### Materials provided
-- begin --
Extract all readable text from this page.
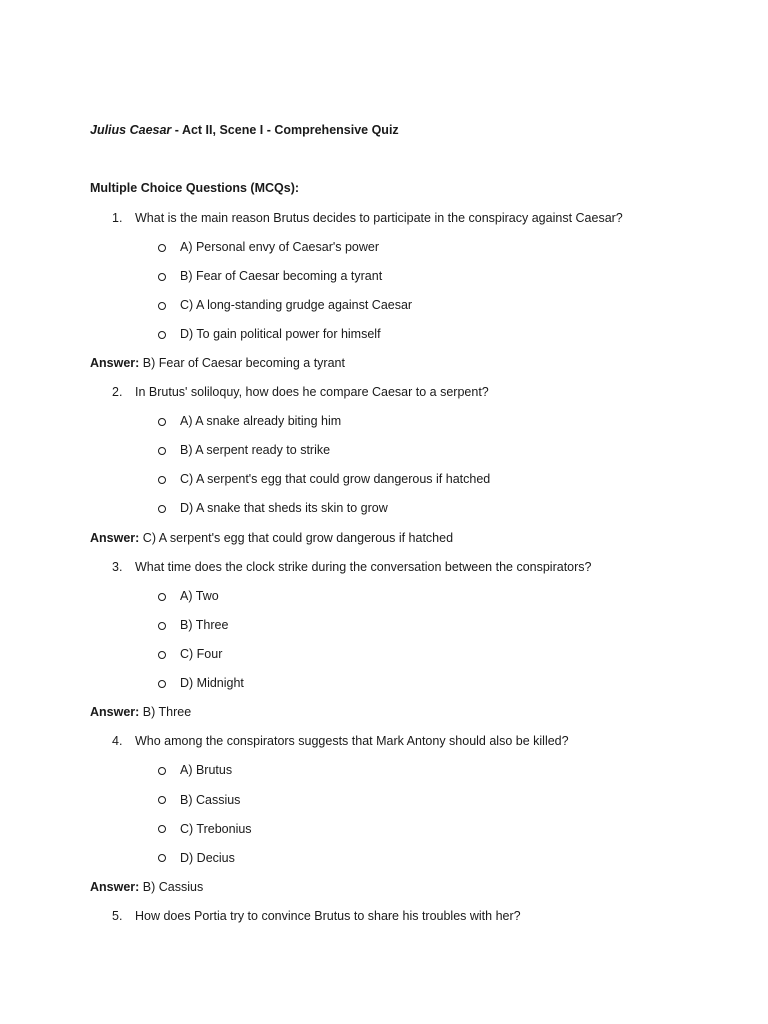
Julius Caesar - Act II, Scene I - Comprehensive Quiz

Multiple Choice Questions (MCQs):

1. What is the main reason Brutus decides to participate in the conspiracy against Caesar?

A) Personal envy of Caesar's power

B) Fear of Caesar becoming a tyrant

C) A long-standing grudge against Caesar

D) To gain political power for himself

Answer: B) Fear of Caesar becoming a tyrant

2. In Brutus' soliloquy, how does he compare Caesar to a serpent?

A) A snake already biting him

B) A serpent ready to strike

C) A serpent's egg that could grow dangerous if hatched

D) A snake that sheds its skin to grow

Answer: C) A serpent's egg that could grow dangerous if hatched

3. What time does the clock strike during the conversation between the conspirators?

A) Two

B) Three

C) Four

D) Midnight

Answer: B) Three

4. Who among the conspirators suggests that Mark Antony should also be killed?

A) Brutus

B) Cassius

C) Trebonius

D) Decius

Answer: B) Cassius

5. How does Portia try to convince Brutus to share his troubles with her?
-- end --
### Work to complete
Except for the pictures, reproduce every line exactly.

### Answer for the task
Extract all readable text from this page.
Julius Caesar - Act II, Scene I - Comprehensive Quiz

Multiple Choice Questions (MCQs):

1. What is the main reason Brutus decides to participate in the conspiracy against Caesar?

A) Personal envy of Caesar's power

B) Fear of Caesar becoming a tyrant

C) A long-standing grudge against Caesar

D) To gain political power for himself

Answer: B) Fear of Caesar becoming a tyrant

2. In Brutus' soliloquy, how does he compare Caesar to a serpent?

A) A snake already biting him

B) A serpent ready to strike

C) A serpent's egg that could grow dangerous if hatched

D) A snake that sheds its skin to grow

Answer: C) A serpent's egg that could grow dangerous if hatched

3. What time does the clock strike during the conversation between the conspirators?

A) Two

B) Three

C) Four

D) Midnight

Answer: B) Three

4. Who among the conspirators suggests that Mark Antony should also be killed?

A) Brutus

B) Cassius

C) Trebonius

D) Decius

Answer: B) Cassius

5. How does Portia try to convince Brutus to share his troubles with her?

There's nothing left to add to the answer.